## Exercise aim
In the records below, find each line containing the word "moją" and copy it.

──────── Supplied information ────────

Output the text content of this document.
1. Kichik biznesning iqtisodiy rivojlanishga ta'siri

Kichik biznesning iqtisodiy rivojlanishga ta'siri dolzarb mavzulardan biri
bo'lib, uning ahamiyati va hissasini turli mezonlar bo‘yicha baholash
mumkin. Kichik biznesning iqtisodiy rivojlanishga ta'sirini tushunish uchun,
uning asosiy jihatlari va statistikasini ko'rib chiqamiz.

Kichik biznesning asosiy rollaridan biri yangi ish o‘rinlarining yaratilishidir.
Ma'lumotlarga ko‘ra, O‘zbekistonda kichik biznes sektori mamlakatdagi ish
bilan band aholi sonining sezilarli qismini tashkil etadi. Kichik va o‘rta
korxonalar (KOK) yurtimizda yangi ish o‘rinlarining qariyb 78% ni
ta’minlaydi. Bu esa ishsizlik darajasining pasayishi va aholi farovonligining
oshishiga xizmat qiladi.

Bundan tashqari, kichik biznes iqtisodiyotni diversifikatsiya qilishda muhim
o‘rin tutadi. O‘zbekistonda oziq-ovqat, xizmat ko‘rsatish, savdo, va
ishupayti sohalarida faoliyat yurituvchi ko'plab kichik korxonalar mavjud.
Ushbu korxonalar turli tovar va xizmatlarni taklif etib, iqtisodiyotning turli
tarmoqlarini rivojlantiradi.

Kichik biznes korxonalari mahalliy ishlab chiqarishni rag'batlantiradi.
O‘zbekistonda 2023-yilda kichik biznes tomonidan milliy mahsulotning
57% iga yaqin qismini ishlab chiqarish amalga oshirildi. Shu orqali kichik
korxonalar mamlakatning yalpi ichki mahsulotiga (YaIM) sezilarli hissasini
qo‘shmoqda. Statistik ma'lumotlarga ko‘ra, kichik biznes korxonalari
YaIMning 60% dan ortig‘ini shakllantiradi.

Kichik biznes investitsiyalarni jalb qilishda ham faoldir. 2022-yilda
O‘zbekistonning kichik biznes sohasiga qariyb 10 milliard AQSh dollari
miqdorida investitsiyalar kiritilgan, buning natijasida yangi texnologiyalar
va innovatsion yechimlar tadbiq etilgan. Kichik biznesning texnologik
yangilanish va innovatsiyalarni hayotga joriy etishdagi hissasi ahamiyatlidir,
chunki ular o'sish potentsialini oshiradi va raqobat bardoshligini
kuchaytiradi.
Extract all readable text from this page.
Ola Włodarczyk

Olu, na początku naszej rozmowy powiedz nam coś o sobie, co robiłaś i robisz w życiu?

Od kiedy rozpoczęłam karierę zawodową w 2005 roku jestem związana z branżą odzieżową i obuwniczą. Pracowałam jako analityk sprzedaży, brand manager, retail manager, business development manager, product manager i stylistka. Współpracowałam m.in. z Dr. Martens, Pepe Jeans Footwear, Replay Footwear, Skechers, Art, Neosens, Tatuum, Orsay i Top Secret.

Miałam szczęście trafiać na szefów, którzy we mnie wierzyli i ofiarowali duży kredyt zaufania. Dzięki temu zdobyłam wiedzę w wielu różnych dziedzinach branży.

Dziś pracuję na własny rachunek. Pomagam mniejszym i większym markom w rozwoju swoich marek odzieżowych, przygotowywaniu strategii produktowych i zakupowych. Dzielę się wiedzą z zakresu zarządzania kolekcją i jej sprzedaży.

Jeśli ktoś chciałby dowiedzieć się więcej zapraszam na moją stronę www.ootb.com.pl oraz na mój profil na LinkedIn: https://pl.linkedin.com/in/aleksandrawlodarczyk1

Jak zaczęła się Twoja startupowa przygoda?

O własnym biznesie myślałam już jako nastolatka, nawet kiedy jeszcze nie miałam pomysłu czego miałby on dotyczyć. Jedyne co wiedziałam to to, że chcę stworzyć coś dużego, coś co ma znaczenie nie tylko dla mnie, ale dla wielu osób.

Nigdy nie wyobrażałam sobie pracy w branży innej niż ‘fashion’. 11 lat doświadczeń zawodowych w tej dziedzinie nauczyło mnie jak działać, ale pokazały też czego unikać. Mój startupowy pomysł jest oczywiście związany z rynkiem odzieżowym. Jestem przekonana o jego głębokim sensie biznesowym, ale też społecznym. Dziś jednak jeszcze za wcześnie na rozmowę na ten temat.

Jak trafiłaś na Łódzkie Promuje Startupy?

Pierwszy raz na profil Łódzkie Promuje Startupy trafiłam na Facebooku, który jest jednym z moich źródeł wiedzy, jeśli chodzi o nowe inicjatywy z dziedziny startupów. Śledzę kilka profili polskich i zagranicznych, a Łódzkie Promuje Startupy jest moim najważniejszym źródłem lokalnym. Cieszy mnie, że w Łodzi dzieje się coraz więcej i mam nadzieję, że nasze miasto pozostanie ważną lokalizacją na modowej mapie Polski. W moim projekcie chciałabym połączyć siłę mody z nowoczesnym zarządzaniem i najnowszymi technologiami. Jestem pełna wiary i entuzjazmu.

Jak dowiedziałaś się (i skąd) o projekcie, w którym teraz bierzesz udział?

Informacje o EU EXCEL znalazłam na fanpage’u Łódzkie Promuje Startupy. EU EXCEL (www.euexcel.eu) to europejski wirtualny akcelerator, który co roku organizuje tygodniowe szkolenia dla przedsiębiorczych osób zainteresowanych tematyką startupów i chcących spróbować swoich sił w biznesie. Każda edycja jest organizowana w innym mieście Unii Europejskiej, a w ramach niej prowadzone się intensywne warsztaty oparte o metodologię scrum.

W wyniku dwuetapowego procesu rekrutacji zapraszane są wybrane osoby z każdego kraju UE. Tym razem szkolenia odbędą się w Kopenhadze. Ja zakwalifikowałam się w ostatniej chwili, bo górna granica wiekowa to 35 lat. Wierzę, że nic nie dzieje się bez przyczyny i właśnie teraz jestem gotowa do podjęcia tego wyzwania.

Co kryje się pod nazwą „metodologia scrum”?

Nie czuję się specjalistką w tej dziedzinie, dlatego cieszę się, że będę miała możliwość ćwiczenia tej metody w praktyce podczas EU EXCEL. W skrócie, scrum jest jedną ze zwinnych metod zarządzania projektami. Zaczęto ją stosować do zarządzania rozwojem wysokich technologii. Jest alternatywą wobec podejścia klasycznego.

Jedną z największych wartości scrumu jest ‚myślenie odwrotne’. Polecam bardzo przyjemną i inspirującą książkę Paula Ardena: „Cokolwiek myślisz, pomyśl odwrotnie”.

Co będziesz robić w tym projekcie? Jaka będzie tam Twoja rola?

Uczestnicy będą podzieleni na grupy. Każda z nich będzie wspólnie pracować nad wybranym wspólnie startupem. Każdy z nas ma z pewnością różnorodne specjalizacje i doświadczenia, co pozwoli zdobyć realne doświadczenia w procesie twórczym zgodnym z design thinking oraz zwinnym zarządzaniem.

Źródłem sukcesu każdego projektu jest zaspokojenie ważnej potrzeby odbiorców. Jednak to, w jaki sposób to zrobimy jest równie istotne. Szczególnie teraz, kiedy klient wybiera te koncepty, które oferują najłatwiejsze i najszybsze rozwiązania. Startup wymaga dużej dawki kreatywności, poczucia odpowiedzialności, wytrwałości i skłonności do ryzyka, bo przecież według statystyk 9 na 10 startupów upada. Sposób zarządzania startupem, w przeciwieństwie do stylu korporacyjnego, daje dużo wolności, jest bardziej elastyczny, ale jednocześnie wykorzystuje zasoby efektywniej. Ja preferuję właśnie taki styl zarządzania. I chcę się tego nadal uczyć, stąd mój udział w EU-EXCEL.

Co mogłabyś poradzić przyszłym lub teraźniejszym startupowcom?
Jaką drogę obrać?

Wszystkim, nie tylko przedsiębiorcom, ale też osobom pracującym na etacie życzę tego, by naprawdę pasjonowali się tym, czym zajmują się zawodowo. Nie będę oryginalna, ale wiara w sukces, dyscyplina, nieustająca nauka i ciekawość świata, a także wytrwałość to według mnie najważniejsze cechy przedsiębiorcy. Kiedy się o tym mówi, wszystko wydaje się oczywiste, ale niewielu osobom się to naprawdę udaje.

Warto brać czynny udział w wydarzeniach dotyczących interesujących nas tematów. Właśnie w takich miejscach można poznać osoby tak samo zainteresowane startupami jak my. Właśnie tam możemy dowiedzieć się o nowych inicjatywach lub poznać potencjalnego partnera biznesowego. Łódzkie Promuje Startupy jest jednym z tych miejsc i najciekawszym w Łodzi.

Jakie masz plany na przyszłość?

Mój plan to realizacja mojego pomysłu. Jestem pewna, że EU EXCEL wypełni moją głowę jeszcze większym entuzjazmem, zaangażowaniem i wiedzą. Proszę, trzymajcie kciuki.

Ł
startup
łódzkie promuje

────────

## Exercise response
Jeśli ktoś chciałby dowiedzieć się więcej zapraszam na moją stronę www.ootb.com.pl oraz na mój profil na LinkedIn: https://pl.linkedin.com/in/aleksandrawlodarczyk1
Mój plan to realizacja mojego pomysłu. Jestem pewna, że EU EXCEL wypełni moją głowę jeszcze większym entuzjazmem, zaangażowaniem i wiedzą. Proszę, trzymajcie kciuki.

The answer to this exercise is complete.